━━━ Dataset records

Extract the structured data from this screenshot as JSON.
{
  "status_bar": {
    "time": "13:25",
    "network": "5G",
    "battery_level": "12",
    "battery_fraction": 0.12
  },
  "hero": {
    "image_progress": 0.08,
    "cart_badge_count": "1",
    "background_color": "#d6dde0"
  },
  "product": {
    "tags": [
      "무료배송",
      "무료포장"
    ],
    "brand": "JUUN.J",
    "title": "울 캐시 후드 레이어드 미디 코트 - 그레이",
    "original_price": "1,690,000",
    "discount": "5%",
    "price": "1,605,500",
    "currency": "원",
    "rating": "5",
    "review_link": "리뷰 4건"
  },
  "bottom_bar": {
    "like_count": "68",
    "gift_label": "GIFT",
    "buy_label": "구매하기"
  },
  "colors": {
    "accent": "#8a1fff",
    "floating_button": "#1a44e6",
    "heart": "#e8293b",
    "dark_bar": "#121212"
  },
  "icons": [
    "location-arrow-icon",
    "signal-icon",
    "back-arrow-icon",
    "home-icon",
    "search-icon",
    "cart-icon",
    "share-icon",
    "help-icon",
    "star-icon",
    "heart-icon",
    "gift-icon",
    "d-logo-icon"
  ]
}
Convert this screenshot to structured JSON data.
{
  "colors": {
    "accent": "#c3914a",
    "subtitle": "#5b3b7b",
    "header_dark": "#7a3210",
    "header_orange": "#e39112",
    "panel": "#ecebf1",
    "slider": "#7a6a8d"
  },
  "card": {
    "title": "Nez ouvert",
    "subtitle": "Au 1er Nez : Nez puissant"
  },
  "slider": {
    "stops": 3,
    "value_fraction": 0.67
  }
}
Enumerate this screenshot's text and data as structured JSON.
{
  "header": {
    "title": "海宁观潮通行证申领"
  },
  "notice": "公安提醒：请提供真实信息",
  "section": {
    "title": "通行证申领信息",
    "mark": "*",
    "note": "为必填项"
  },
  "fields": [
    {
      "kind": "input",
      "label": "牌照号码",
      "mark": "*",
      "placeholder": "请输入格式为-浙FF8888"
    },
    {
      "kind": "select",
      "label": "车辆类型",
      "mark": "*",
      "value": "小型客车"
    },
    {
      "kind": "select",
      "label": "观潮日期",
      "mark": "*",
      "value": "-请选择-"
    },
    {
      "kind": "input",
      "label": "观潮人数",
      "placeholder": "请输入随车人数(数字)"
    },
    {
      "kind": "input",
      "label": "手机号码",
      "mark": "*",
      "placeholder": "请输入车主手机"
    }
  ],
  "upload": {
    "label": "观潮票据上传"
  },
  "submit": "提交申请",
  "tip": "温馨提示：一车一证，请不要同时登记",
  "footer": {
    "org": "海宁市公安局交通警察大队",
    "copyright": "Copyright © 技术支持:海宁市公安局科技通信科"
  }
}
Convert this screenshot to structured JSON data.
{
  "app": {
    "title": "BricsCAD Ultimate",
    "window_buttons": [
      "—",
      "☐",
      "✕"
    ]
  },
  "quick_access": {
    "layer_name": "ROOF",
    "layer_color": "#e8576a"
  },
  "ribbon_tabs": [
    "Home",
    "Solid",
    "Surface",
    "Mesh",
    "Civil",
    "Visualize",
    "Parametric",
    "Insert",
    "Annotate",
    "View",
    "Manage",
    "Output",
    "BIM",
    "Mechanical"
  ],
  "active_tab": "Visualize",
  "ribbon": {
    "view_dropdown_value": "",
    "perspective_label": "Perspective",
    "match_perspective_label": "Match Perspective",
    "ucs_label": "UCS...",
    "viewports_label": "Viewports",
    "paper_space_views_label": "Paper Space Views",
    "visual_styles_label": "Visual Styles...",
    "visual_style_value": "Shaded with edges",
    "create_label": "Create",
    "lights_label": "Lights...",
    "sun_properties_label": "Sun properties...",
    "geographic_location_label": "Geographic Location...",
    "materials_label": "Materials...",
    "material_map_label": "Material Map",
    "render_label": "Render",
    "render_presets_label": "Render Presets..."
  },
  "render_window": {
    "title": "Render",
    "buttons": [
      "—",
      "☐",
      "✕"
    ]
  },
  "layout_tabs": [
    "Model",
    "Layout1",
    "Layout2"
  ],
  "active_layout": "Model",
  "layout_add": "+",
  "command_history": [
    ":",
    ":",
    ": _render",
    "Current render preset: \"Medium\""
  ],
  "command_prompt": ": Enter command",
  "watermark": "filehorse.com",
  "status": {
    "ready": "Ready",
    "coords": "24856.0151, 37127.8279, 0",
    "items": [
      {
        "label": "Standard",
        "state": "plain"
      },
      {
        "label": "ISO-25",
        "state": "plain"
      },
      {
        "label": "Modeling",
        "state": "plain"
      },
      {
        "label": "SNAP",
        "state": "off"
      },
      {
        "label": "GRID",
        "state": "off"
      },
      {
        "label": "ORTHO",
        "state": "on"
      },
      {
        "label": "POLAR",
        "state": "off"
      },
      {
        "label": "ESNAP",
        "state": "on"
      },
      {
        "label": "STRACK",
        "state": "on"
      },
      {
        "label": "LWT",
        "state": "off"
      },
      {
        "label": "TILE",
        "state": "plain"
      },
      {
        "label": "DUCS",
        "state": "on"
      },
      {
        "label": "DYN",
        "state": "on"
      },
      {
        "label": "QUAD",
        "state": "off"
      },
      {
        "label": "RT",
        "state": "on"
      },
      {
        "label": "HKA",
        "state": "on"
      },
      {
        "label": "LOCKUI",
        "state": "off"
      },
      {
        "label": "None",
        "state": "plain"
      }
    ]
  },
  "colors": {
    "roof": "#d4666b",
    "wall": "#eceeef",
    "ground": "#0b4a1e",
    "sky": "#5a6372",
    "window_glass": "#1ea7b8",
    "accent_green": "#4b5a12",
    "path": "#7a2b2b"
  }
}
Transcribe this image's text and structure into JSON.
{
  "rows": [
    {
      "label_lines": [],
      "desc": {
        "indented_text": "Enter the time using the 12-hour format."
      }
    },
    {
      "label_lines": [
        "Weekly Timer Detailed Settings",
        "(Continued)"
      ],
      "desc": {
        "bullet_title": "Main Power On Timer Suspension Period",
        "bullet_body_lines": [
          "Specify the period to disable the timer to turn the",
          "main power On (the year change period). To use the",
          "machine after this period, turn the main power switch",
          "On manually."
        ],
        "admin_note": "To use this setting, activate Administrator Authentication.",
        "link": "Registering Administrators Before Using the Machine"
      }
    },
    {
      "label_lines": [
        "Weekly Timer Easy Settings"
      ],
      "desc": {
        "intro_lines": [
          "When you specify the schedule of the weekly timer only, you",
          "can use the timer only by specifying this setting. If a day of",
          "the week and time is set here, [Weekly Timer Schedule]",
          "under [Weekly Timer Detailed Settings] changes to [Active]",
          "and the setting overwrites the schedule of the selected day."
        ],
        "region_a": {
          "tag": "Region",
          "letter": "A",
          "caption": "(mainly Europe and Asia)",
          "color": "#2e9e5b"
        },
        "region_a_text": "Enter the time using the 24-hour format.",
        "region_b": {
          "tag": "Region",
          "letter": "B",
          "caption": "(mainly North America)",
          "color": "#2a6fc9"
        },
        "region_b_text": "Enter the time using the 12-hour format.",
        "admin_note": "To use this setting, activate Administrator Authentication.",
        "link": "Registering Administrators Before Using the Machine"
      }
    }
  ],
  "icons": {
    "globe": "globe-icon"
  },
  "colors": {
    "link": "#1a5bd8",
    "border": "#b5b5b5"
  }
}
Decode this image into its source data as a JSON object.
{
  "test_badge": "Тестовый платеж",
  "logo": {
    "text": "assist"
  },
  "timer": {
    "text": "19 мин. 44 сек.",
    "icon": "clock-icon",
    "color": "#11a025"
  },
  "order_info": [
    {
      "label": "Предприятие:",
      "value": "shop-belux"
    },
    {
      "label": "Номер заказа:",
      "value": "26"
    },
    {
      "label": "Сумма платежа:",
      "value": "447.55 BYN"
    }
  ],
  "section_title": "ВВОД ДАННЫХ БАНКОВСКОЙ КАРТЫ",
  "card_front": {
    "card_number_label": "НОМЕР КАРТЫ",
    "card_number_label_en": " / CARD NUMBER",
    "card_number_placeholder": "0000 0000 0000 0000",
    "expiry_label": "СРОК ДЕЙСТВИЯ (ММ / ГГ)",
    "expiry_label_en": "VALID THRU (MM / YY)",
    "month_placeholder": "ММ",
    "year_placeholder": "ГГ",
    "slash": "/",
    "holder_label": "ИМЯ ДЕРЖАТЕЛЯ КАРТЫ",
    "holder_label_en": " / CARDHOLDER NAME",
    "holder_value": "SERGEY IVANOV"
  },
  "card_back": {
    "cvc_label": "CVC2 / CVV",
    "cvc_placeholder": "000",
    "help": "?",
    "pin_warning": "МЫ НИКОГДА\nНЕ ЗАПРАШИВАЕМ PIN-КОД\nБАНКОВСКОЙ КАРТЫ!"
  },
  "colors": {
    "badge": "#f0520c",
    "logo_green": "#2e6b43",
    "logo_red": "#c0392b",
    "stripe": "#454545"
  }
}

━━━━━━

Stated exercise. Look for "arrow" and pull out every line that has it.

Solution for this problem.
    "location-arrow-icon",
    "back-arrow-icon",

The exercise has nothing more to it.